■ Texto do documento ■
O governo de Cuba comunicou então, nesta quarta-feira (14), que vai se retirar do programa Mais Médicos devido a declarações “ameaçadoras e depreciativas” do presidente eleito Jair Bolsonaro, que anunciou modificações “inaceitáveis” no projeto.

Quando deputado federal pelo PP-RJ, o presidente eleito Jair Bolsonaro (PSL) protocolou uma ação no Supremo Tribunal Federal (STF) pedindo a suspensão da medida provisória (MP) editada pela ex-presidente Dilma Rousseff (PT) que criou o programa Mais Médicos. Bolsonaro chegou a pedir que fosse concedida uma liminar para suspender a medida provisória.

O programa Mais Médicos tem 18.240 profissionais – sendo 11 mil cubanos, segundo o governo do país caribenho – em 4.058 municípios, cobrindo 73% das cidades brasileiras. Na ação, protocolada em julho de 2013, o parlamentar fez uma série de críticas à MP. Ele já contestava a não exigente da revalidação do diploma para que um estrangeiro exerça a profissão no Brasil.

Íntegra – Nota da CMN

O valor do Programa Mais Médicos (PMM), ecoado nos diversos cantos do Brasil, demonstrou ser uma das principais conquistas do movimento municipalista frente à dificuldade de realizar a atenção básica, com a interiorização e a fixação de profissionais médicos em regiões onde há escassez ou ausência desses profissionais. Importante destacar que a estruturação e a organização da Atenção Básica de Saúde é pauta permanente da Confederação Nacional de Municípios (CNM) junto ao Executivo Federal e ao Congresso Nacional.

■ Seção de dados ■
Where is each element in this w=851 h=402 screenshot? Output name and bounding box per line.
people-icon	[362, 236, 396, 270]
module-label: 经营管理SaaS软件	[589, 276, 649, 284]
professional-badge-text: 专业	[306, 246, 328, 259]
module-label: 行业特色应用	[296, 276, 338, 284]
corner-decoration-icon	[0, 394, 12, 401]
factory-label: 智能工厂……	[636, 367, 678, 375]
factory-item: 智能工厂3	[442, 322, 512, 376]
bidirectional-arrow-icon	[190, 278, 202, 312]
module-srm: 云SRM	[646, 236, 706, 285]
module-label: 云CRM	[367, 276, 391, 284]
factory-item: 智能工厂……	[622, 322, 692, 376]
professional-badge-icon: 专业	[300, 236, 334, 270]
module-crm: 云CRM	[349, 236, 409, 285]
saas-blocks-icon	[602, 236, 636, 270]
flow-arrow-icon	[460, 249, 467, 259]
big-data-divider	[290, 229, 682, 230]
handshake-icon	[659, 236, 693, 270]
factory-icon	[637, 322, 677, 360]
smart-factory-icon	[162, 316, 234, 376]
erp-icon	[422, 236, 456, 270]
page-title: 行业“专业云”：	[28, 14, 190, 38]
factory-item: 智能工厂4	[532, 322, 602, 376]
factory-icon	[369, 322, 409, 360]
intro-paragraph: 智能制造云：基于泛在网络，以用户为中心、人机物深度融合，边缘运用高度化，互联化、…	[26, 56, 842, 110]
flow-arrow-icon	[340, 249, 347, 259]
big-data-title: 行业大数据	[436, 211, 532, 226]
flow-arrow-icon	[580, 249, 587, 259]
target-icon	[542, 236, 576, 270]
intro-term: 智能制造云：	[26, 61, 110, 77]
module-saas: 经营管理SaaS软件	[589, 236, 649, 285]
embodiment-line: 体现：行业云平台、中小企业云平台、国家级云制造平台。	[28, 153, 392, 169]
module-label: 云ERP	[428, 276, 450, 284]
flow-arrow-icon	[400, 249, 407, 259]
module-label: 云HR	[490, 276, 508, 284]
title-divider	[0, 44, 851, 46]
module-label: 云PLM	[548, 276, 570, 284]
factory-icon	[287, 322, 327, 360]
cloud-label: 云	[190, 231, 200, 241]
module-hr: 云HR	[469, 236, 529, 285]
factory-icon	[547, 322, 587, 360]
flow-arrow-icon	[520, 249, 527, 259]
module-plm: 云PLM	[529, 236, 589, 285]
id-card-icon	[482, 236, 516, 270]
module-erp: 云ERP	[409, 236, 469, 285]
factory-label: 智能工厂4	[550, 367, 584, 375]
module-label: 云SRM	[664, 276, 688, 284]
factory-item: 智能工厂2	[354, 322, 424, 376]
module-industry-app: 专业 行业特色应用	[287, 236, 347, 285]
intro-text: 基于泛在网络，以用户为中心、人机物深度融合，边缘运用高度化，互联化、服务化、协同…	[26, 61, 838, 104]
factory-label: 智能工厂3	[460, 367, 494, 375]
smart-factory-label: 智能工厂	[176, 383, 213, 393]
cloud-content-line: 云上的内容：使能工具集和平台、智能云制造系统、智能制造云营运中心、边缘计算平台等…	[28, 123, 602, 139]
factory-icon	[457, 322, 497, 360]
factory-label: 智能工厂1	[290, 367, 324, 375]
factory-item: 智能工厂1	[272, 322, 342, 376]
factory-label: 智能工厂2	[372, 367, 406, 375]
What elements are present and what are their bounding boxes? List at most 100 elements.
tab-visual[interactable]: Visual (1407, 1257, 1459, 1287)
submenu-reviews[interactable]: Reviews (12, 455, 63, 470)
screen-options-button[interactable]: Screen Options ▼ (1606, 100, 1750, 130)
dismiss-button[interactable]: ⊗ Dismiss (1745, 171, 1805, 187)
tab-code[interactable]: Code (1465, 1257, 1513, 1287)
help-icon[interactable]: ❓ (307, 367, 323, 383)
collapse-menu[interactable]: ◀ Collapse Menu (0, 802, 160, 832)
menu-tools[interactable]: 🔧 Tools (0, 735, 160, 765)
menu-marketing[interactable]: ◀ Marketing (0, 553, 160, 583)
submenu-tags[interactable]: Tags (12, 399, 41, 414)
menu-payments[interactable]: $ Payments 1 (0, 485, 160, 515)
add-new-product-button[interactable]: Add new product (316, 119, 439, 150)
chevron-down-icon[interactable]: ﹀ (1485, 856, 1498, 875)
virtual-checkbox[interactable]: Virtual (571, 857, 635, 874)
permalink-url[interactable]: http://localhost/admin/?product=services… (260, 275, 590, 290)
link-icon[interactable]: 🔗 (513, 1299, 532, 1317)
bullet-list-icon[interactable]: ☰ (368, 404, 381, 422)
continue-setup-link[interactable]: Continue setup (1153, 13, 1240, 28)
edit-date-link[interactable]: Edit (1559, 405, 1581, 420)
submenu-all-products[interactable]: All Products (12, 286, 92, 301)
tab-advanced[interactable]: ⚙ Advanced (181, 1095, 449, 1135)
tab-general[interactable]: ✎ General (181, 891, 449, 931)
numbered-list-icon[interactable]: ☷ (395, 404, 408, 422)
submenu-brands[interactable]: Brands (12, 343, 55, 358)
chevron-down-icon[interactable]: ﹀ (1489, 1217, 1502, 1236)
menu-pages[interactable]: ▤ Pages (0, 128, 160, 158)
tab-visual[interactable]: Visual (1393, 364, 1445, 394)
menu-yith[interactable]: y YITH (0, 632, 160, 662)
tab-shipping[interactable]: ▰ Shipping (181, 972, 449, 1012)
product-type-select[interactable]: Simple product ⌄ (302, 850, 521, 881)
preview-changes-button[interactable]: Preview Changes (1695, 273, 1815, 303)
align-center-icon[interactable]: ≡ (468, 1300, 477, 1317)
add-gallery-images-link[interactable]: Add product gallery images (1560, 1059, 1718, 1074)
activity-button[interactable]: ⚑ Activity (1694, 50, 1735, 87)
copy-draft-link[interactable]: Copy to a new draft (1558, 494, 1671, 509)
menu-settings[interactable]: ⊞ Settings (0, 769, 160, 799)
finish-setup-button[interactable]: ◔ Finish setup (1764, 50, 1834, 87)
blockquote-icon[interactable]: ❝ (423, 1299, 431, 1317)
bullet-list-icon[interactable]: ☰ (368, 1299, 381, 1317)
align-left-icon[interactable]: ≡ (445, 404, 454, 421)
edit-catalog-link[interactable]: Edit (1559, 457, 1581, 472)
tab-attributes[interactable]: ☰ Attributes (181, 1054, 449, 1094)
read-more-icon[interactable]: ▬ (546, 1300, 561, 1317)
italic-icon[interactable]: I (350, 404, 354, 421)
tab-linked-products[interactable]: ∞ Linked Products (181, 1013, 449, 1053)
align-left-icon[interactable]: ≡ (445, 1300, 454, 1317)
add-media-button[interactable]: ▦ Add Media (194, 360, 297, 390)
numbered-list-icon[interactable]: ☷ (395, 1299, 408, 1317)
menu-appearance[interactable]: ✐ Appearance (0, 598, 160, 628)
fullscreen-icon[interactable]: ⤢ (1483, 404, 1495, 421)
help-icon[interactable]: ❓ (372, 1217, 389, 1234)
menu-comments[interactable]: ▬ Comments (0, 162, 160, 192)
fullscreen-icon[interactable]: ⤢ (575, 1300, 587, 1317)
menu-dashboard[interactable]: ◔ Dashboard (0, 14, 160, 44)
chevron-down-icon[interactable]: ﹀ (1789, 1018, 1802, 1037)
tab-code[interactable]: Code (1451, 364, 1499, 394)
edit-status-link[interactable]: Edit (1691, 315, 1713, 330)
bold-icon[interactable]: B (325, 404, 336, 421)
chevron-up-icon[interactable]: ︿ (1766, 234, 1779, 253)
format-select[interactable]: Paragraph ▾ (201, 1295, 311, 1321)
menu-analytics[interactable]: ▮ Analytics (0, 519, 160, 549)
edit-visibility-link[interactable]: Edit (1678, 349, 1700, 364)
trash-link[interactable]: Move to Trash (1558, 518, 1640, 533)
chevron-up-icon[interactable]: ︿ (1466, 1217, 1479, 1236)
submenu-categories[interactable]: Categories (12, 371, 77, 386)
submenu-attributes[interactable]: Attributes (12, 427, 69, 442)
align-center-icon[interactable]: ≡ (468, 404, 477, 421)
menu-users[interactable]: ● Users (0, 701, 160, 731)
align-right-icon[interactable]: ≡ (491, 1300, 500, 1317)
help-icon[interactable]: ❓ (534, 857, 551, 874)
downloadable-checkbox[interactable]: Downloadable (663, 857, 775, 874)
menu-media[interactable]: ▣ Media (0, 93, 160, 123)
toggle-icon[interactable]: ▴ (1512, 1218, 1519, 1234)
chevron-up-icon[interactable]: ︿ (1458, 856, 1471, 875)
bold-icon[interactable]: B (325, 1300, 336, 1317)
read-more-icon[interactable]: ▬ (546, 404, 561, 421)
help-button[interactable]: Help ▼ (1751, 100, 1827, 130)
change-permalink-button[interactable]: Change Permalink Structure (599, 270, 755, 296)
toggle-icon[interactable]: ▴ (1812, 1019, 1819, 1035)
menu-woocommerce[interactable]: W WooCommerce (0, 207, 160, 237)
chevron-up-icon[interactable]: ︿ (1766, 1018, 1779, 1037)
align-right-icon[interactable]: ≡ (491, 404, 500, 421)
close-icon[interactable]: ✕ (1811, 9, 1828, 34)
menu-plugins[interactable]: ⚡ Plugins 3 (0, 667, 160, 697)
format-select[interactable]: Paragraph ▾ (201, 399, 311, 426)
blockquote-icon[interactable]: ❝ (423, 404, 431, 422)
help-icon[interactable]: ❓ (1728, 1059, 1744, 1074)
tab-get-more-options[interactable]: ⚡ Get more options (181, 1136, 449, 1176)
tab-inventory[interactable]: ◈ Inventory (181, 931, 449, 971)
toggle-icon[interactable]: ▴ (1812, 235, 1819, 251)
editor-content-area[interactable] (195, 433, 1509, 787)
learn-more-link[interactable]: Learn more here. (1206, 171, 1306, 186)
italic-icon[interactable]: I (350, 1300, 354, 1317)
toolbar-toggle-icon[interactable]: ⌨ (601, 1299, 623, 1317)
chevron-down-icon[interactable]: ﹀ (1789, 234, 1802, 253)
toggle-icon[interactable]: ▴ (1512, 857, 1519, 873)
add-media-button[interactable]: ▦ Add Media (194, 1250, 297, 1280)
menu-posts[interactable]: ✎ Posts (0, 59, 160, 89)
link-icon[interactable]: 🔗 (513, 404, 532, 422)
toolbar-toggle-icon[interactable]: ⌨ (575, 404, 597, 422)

■ Instruções a seguir ■
Segundo o texto sobre o programa Mais Médicos, em quantos municípios o programa está presente?

■ Tarefa concluída ■
Em 4.058 municípios.